- _What you need to do_: Which lines of the listing below contain the word "till"? Copy each of them.

BEGIN

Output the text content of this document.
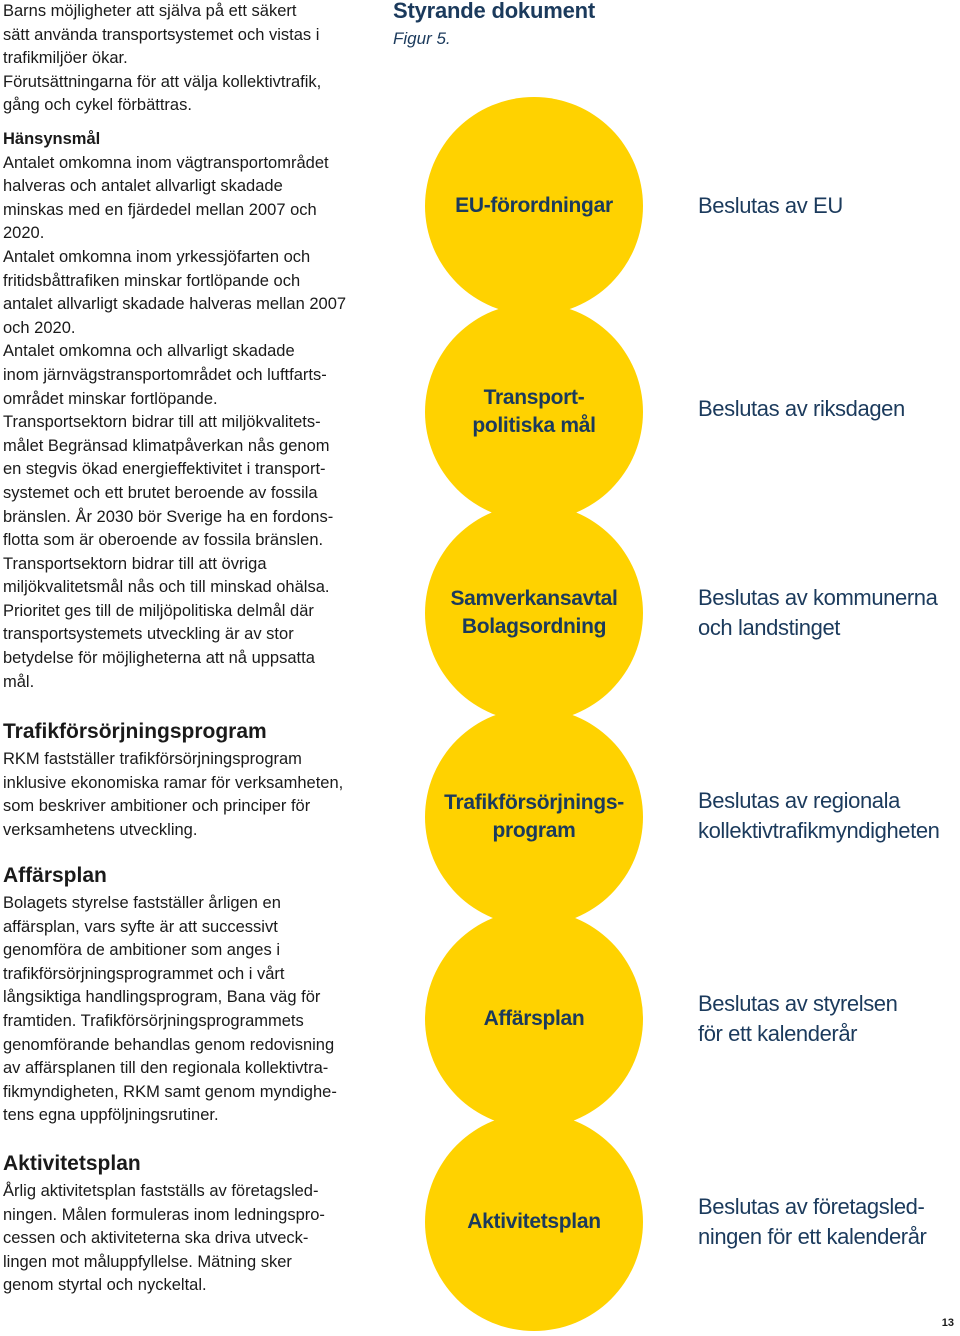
Barns möjligheter att själva på ett säkert
sätt använda transportsystemet och vistas i
trafikmiljöer ökar.
Förutsättningarna för att välja kollektivtrafik,
gång och cykel förbättras.

Hänsynsmål

Antalet omkomna inom vägtransportområdet
halveras och antalet allvarligt skadade
minskas med en fjärdedel mellan 2007 och
2020.

Antalet omkomna inom yrkessjöfarten och
fritidsbåttrafiken minskar fortlöpande och
antalet allvarligt skadade halveras mellan 2007
och 2020.

Antalet omkomna och allvarligt skadade
inom järnvägstransportområdet och luftfarts-
området minskar fortlöpande.

Transportsektorn bidrar till att miljökvalitets-
målet Begränsad klimatpåverkan nås genom
en stegvis ökad energieffektivitet i transport-
systemet och ett brutet beroende av fossila
bränslen. År 2030 bör Sverige ha en fordons-
flotta som är oberoende av fossila bränslen.

Transportsektorn bidrar till att övriga
miljökvalitetsmål nås och till minskad ohälsa.

Prioritet ges till de miljöpolitiska delmål där
transportsystemets utveckling är av stor
betydelse för möjligheterna att nå uppsatta
mål.

Trafikförsörjningsprogram

RKM fastställer trafikförsörjningsprogram
inklusive ekonomiska ramar för verksamheten,
som beskriver ambitioner och principer för
verksamhetens utveckling.

Affärsplan

Bolagets styrelse fastställer årligen en
affärsplan, vars syfte är att successivt
genomföra de ambitioner som anges i
trafikförsörjningsprogrammet och i vårt
långsiktiga handlingsprogram, Bana väg för
framtiden. Trafikförsörjningsprogrammets
genomförande behandlas genom redovisning
av affärsplanen till den regionala kollektivtra-
fikmyndigheten, RKM samt genom myndighe-
tens egna uppföljningsrutiner.

Aktivitetsplan

Årlig aktivitetsplan fastställs av företagsled-
ningen. Målen formuleras inom ledningspro-
cessen och aktiviteterna ska driva utveck-
lingen mot måluppfyllelse. Mätning sker
genom styrtal och nyckeltal.

Styrande dokument

Figur 5.

EU-förordningar	Beslutas av EU
Transport-
politiska mål
Beslutas av riksdagen
Samverkansavtal
Bolagsordning
Beslutas av kommunerna
och landstinget
Trafikförsörjnings-
program
Beslutas av regionala
kollektivtrafikmyndigheten
Affärsplan
Beslutas av styrelsen
för ett kalenderår
Aktivitetsplan
Beslutas av företagsled-
ningen för ett kalenderår
13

END

- _Solution to this task_:
Transportsektorn bidrar till att miljökvalitets-
Transportsektorn bidrar till att övriga
miljökvalitetsmål nås och till minskad ohälsa.
Prioritet ges till de miljöpolitiska delmål där
av affärsplanen till den regionala kollektivtra-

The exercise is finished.